Transcribe the whole listing without a single picture.

Figure data in JSON:
>> Start
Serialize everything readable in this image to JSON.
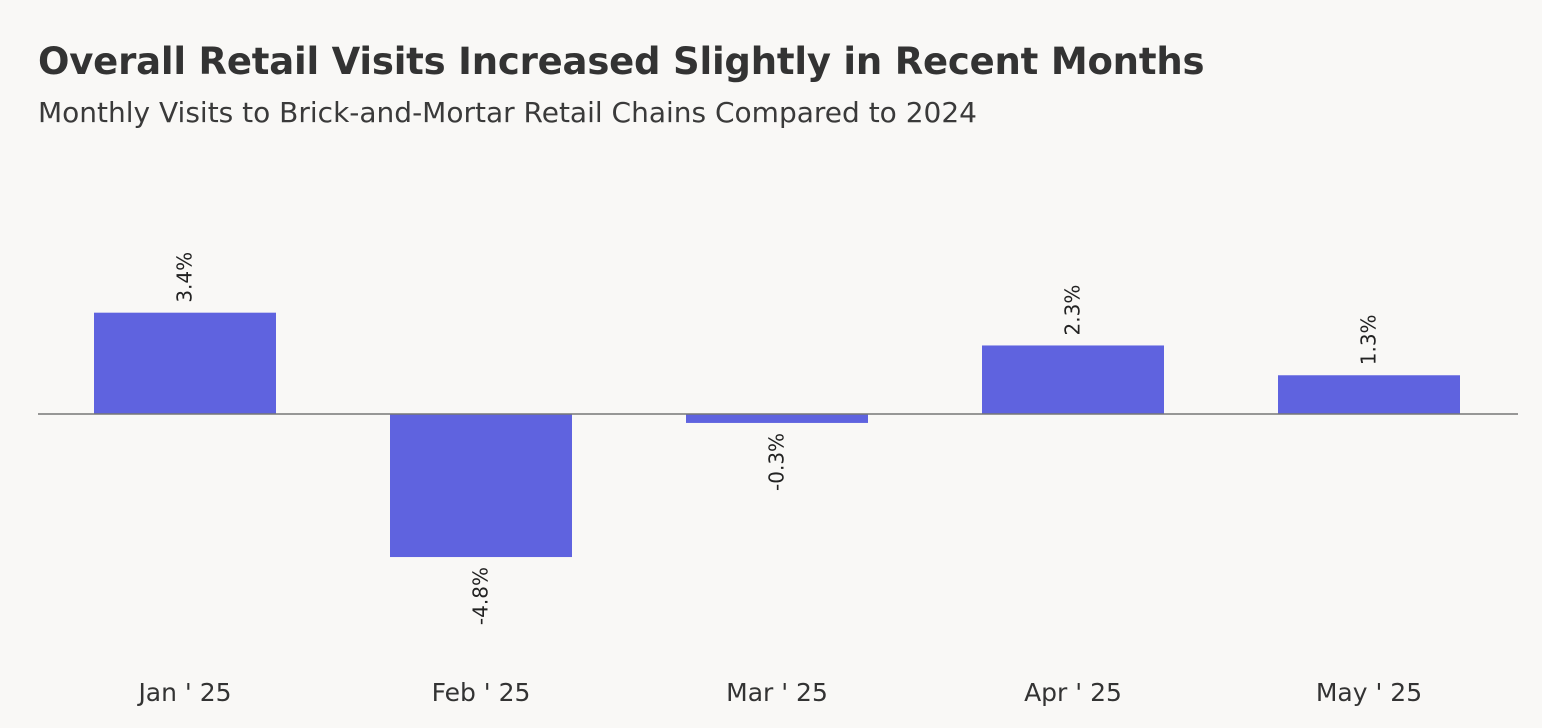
{
  "header": {
    "title": "Overall Retail Visits Increased Slightly in Recent Months",
    "subtitle": "Monthly Visits to Brick-and-Mortar Retail Chains Compared to 2024"
  },
  "chart_data": {
    "type": "bar",
    "title": "Overall Retail Visits Increased Slightly in Recent Months",
    "subtitle": "Monthly Visits to Brick-and-Mortar Retail Chains Compared to 2024",
    "categories": [
      "Jan ' 25",
      "Feb ' 25",
      "Mar ' 25",
      "Apr ' 25",
      "May ' 25"
    ],
    "values": [
      3.4,
      -4.8,
      -0.3,
      2.3,
      1.3
    ],
    "data_labels": [
      "3.4%",
      "-4.8%",
      "-0.3%",
      "2.3%",
      "1.3%"
    ],
    "xlabel": "",
    "ylabel": "",
    "grid": false,
    "legend": "none",
    "colors": {
      "bar": "#5f63df",
      "baseline": "#777777",
      "background": "#f9f8f6"
    }
  }
}
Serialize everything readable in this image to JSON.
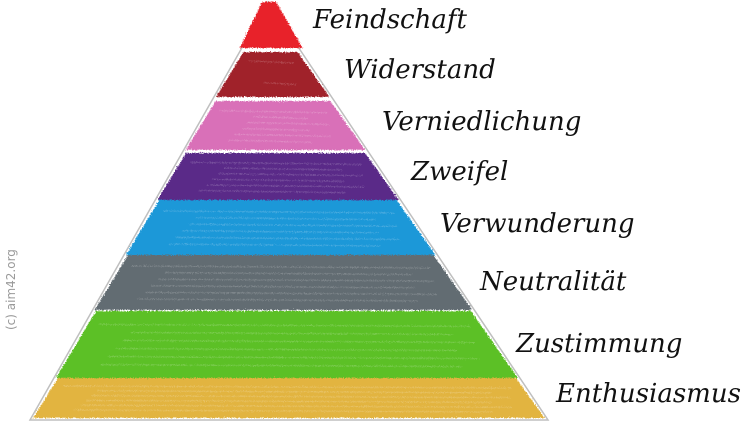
{
  "pyramid": {
    "layers": [
      {
        "label": "Feindschaft",
        "color": "#e8202a",
        "name": "layer-feindschaft"
      },
      {
        "label": "Widerstand",
        "color": "#a0202a",
        "name": "layer-widerstand"
      },
      {
        "label": "Verniedlichung",
        "color": "#d970b8",
        "name": "layer-verniedlichung"
      },
      {
        "label": "Zweifel",
        "color": "#5a2a88",
        "name": "layer-zweifel"
      },
      {
        "label": "Verwunderung",
        "color": "#1e98d8",
        "name": "layer-verwunderung"
      },
      {
        "label": "Neutralität",
        "color": "#626c72",
        "name": "layer-neutralitaet"
      },
      {
        "label": "Zustimmung",
        "color": "#5cc026",
        "name": "layer-zustimmung"
      },
      {
        "label": "Enthusiasmus",
        "color": "#e2b440",
        "name": "layer-enthusiasmus"
      }
    ],
    "outline_color": "#bfbfbf"
  },
  "copyright": "(c) aim42.org"
}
>> End
• **THE OUTPUT**
Serialize everything readable in this image to JSON.
{
  "header": {
    "title": "Overall Retail Visits Increased Slightly in Recent Months",
    "subtitle": "Monthly Visits to Brick-and-Mortar Retail Chains Compared to 2024"
  },
  "chart_data": {
    "type": "bar",
    "title": "Overall Retail Visits Increased Slightly in Recent Months",
    "subtitle": "Monthly Visits to Brick-and-Mortar Retail Chains Compared to 2024",
    "categories": [
      "Jan ' 25",
      "Feb ' 25",
      "Mar ' 25",
      "Apr ' 25",
      "May ' 25"
    ],
    "values": [
      3.4,
      -4.8,
      -0.3,
      2.3,
      1.3
    ],
    "data_labels": [
      "3.4%",
      "-4.8%",
      "-0.3%",
      "2.3%",
      "1.3%"
    ],
    "xlabel": "",
    "ylabel": "",
    "grid": false,
    "legend": "none",
    "colors": {
      "bar": "#5f63df",
      "baseline": "#777777",
      "background": "#f9f8f6"
    }
  }
}
Serialize everything readable in this image to JSON.
{
  "pyramid": {
    "layers": [
      {
        "label": "Feindschaft",
        "color": "#e8202a",
        "name": "layer-feindschaft"
      },
      {
        "label": "Widerstand",
        "color": "#a0202a",
        "name": "layer-widerstand"
      },
      {
        "label": "Verniedlichung",
        "color": "#d970b8",
        "name": "layer-verniedlichung"
      },
      {
        "label": "Zweifel",
        "color": "#5a2a88",
        "name": "layer-zweifel"
      },
      {
        "label": "Verwunderung",
        "color": "#1e98d8",
        "name": "layer-verwunderung"
      },
      {
        "label": "Neutralität",
        "color": "#626c72",
        "name": "layer-neutralitaet"
      },
      {
        "label": "Zustimmung",
        "color": "#5cc026",
        "name": "layer-zustimmung"
      },
      {
        "label": "Enthusiasmus",
        "color": "#e2b440",
        "name": "layer-enthusiasmus"
      }
    ],
    "outline_color": "#bfbfbf"
  },
  "copyright": "(c) aim42.org"
}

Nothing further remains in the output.